Extract to read –
***

Aladdin proposes to reduce the Company's nominal share capital by DKK
37,633,715 from nominally DKK 38,401,750 to nominally DKK 768,035. 

The capital reduction shall be effected by reducing the per-share-price from
DKK 1.00 to DKK 0.02 without an increase of the total issued number of shares. 

Subsequent to the capital reduction the Company's share capital will amount to
DKK 768,035 distributed on 38,401,750 shares at a price-per-share of DKK 0.02. 

The capital reduction amount will be used to pay out shares in Europe Vision
Plc to shareholders of Europeinvestment A/S, cf. Public Limited Companies Act,
sect. 44a(1)(2). 

The capital reduction will be carried out by transfer to the shareholders of
Europeinvestment A/S of 20 million shares in Europe Vision Plc at the share
price in the market on the day of the general meeting. Each shareholder will
thus receive 20,000,000/38,401,750 shares in Europe Vision Plc for each share
in Europeinvestment A/S held by the shareholder.

***

Tasks and exercises –
1. List each distinct amount in Danish kroner (DKK) that the capital reduction notice gives, counting a repeated amount only once.
2. Write out the capital reduction notice between "The capital reduction shall" and "of DKK 0.02.", inclusive.
The collected data that comes next is separate from the capital reduction notice.

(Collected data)
***

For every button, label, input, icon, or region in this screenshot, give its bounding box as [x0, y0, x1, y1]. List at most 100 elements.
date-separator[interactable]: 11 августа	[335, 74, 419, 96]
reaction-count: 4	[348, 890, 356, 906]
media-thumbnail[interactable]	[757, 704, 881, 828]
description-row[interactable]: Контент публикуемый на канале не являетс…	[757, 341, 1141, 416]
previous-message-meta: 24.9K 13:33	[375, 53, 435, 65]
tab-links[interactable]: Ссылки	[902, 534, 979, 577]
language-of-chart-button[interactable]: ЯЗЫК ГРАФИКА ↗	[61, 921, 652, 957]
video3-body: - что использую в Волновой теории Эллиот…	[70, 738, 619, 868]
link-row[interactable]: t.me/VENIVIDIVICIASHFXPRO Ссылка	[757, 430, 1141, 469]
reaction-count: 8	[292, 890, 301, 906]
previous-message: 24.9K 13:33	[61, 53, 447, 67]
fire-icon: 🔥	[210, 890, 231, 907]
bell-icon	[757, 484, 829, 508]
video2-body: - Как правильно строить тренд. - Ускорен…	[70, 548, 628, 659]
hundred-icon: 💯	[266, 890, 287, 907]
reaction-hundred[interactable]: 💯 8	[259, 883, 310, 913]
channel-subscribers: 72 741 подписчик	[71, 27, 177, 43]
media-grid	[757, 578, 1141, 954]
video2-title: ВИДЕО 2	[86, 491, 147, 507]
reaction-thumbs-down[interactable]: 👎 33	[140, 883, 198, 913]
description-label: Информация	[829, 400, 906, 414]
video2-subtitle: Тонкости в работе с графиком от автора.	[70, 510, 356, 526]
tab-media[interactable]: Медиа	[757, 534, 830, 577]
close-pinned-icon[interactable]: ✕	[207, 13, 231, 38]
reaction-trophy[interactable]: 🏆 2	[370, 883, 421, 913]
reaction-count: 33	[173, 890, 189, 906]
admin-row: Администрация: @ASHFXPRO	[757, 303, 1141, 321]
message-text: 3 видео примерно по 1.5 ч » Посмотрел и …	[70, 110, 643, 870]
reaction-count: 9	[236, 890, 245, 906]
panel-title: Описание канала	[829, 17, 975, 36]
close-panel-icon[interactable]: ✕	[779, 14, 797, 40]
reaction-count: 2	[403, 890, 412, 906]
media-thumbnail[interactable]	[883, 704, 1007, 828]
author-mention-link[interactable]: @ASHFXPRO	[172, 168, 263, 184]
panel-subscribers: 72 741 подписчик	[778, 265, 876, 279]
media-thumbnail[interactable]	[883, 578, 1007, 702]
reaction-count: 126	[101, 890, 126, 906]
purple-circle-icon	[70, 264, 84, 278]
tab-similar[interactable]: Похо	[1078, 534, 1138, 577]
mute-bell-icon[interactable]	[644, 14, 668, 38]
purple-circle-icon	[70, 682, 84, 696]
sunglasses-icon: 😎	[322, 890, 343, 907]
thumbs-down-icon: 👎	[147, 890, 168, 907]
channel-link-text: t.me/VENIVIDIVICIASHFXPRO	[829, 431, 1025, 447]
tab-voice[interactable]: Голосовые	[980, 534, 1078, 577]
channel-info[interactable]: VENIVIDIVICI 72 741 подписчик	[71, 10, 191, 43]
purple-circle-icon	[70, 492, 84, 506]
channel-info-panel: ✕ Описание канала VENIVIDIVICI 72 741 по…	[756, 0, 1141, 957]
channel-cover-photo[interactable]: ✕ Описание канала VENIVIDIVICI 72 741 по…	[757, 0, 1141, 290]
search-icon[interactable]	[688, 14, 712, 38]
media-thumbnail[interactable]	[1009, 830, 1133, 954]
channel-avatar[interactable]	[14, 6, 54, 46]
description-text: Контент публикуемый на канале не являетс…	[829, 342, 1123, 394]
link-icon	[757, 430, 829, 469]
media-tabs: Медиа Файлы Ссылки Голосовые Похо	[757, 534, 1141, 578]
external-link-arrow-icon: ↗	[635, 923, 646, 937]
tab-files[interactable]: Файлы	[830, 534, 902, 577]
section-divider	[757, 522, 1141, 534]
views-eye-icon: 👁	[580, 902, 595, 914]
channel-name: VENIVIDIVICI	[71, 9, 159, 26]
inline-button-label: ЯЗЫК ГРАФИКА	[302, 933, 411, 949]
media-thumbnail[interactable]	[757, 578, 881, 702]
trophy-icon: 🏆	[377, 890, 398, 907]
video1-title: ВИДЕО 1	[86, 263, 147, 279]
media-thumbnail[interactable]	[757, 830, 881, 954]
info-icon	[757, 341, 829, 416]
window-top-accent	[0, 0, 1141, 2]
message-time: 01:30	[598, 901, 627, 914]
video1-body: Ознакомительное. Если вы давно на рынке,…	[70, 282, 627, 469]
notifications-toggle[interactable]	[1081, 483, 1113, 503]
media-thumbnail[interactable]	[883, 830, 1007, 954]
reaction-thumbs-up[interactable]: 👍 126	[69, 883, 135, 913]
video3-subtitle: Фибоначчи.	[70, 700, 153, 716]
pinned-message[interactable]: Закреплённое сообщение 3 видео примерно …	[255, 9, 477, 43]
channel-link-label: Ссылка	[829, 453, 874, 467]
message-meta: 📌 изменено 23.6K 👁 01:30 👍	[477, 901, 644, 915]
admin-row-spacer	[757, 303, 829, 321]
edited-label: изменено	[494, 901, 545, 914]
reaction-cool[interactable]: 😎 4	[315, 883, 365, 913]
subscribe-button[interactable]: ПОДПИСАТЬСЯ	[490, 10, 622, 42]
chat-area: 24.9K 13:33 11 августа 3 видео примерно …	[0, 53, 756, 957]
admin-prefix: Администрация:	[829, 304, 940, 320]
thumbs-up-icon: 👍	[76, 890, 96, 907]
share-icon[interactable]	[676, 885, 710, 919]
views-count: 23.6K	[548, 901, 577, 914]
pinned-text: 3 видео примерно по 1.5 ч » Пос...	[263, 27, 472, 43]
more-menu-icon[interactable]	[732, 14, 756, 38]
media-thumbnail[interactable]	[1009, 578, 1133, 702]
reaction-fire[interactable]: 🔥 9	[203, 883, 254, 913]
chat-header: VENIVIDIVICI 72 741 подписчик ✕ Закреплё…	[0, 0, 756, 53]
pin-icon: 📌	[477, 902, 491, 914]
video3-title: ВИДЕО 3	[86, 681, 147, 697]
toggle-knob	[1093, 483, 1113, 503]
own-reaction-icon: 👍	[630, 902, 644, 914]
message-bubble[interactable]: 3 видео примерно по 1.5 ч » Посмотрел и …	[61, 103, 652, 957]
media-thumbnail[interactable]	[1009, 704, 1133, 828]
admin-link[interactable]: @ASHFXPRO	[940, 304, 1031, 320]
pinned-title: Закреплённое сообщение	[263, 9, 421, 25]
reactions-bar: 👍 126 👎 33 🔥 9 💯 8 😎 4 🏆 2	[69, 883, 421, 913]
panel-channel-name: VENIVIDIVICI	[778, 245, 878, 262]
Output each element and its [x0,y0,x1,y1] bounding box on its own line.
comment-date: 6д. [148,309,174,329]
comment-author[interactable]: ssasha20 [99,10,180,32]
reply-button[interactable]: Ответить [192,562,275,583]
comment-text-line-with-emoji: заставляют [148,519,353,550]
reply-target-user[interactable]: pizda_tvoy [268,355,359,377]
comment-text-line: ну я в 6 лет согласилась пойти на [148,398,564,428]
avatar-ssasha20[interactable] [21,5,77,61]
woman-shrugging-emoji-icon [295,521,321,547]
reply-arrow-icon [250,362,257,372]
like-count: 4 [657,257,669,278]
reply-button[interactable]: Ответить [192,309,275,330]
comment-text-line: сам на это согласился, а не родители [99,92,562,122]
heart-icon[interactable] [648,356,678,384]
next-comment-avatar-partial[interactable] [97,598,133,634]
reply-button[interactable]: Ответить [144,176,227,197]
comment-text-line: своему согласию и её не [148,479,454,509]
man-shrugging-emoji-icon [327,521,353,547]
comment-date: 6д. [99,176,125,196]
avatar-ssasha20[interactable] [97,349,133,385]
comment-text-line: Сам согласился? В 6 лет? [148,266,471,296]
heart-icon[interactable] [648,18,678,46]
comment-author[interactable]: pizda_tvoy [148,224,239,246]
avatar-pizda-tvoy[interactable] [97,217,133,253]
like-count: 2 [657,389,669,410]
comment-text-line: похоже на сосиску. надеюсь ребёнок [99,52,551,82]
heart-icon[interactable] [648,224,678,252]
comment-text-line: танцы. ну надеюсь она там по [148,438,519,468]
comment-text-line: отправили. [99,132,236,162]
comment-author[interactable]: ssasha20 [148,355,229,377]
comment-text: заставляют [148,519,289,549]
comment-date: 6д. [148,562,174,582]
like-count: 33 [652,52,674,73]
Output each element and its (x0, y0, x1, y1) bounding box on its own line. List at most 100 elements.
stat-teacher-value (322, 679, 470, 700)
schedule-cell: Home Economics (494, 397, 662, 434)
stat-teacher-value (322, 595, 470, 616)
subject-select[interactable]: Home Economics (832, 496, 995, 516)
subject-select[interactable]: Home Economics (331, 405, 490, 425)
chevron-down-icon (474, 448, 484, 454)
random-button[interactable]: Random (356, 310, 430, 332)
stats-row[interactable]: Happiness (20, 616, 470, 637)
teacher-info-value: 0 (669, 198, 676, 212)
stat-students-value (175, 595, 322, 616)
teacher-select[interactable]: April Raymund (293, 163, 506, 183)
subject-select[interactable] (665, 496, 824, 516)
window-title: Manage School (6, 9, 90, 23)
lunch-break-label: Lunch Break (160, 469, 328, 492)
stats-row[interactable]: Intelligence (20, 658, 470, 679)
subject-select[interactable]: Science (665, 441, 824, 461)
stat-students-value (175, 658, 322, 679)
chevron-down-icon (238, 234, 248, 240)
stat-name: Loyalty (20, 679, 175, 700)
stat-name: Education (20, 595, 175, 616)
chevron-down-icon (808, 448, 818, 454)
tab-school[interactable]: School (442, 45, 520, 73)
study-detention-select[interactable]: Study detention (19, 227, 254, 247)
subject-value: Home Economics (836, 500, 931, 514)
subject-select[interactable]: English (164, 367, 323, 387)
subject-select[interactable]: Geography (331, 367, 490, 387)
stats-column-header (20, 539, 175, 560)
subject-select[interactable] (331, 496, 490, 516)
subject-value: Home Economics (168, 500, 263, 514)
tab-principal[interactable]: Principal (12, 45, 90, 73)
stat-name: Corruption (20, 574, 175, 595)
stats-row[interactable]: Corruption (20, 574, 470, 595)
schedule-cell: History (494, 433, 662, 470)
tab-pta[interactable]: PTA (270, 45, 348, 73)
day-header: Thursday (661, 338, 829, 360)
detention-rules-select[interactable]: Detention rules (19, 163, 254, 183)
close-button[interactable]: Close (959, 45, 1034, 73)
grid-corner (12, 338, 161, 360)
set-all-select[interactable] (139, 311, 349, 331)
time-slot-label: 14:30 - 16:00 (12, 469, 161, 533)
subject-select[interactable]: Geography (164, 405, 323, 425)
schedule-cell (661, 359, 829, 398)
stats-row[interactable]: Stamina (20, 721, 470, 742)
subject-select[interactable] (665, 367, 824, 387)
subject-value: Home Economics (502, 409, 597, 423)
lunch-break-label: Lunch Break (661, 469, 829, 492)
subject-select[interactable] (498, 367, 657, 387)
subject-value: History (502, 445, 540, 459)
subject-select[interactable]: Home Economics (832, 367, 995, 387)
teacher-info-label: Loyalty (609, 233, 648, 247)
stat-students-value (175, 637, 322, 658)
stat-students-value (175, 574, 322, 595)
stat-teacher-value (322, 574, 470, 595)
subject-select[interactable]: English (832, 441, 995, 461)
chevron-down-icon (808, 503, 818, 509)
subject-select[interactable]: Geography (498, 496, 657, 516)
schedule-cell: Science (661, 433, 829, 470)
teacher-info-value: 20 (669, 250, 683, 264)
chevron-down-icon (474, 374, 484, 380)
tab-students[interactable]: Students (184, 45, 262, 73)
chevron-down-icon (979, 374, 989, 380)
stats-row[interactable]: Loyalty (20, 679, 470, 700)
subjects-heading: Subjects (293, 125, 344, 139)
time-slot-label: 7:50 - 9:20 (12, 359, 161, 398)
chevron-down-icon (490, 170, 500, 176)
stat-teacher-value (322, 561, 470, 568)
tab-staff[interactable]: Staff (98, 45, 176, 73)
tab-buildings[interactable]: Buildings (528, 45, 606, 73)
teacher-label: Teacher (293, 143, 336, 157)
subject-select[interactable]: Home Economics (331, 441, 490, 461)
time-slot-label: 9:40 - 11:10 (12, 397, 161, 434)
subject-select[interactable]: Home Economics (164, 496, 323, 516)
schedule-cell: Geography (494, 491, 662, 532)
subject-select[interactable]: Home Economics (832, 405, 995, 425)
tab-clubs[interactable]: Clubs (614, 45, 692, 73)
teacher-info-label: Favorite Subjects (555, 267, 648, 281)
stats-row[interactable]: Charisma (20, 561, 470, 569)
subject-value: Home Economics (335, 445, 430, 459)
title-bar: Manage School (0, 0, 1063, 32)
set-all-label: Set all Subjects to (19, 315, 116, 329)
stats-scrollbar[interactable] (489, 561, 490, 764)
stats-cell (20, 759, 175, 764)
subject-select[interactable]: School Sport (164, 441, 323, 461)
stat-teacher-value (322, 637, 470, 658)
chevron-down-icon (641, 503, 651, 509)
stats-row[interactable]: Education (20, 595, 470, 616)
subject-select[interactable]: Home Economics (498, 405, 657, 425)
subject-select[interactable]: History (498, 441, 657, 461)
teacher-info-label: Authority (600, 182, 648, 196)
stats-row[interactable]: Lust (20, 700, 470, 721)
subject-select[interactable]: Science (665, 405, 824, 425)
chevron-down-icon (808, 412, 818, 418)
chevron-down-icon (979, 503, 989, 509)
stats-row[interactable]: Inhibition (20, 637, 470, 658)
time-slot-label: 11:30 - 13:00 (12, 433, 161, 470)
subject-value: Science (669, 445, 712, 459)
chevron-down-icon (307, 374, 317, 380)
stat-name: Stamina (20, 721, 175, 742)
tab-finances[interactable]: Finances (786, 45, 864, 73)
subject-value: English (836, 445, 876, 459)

***

Exercise responses –
1.
DKK 37,633,715
DKK 38,401,750
DKK 768,035
DKK 1.00
DKK 0.02

2.
The capital reduction shall be effected by reducing the per-share-price from
DKK 1.00 to DKK 0.02 without an increase of the total issued number of shares. 

Subsequent to the capital reduction the Company's share capital will amount to
DKK 768,035 distributed on 38,401,750 shares at a price-per-share of DKK 0.02.